STATED GOAL:
Show each line of the data below that has the string "рубка" in it.

Saved entries
------------------------

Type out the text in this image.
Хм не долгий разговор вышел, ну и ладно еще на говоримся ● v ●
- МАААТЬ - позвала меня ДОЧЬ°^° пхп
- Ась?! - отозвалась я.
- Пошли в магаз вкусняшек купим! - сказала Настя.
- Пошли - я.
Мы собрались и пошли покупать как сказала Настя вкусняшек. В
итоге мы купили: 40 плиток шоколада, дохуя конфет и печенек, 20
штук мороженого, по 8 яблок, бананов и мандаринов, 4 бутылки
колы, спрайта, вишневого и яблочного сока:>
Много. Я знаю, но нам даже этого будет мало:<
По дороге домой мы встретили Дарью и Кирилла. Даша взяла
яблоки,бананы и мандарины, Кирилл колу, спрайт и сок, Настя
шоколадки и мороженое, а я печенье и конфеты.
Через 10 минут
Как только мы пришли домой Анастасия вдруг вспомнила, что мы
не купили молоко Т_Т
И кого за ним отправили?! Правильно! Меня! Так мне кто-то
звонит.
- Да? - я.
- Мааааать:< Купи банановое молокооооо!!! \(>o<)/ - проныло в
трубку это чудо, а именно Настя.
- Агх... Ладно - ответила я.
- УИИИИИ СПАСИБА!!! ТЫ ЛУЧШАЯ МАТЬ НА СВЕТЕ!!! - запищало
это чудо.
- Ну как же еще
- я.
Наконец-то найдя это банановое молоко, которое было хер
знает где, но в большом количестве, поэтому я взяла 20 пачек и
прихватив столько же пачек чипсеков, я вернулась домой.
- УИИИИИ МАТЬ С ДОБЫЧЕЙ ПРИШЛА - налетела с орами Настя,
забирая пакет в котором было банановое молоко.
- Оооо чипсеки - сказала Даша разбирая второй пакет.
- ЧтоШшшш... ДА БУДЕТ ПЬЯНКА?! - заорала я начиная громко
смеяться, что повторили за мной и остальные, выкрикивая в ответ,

------------------------

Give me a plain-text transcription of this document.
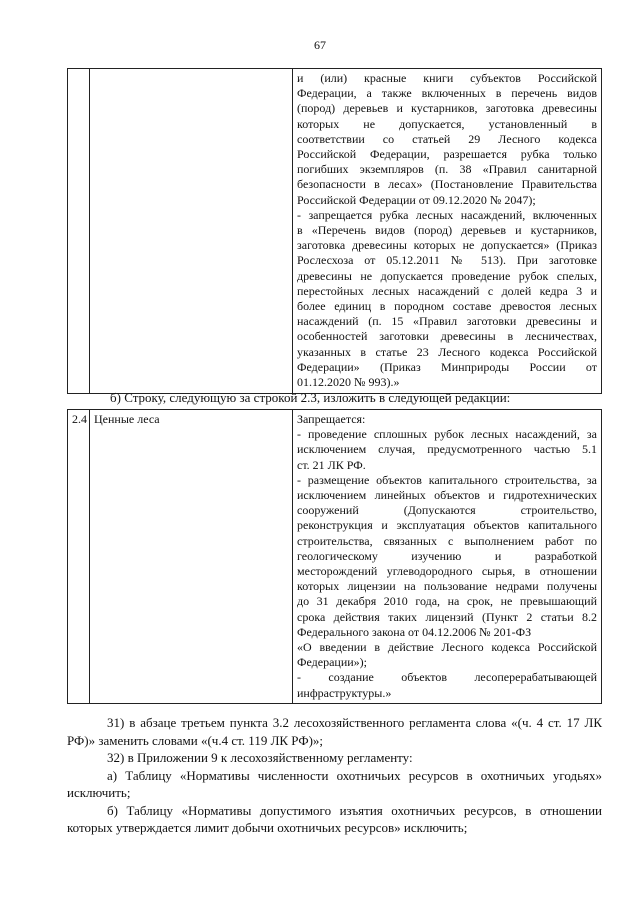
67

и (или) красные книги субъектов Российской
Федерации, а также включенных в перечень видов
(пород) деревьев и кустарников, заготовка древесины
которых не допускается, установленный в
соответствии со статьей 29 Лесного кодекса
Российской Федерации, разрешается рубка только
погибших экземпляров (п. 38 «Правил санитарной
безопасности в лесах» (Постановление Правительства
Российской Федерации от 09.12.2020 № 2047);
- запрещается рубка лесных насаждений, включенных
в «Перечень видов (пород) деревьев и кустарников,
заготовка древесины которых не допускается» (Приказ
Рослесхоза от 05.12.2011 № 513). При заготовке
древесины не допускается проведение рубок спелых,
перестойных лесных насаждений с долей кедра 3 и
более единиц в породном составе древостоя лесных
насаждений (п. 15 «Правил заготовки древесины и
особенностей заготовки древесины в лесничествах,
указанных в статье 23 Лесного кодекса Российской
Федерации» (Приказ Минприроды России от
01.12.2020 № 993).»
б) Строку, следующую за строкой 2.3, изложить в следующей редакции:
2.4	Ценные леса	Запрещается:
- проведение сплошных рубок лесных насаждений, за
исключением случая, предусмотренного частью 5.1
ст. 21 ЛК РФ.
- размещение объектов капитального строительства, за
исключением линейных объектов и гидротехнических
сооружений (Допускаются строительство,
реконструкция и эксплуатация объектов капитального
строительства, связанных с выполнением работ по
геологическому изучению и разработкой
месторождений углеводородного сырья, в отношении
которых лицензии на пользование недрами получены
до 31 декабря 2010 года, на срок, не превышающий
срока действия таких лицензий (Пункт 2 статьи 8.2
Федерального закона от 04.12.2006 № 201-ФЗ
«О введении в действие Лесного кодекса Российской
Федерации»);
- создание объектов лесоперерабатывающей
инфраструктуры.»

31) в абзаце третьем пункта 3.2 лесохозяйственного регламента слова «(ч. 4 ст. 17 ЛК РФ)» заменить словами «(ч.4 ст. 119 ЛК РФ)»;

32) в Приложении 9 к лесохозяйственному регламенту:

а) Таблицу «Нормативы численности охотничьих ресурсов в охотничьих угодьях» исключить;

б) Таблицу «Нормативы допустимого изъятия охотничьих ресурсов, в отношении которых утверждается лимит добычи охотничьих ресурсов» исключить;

------------------------

RESULT FOR THIS TASK:
Российской Федерации, разрешается рубка только
- запрещается рубка лесных насаждений, включенных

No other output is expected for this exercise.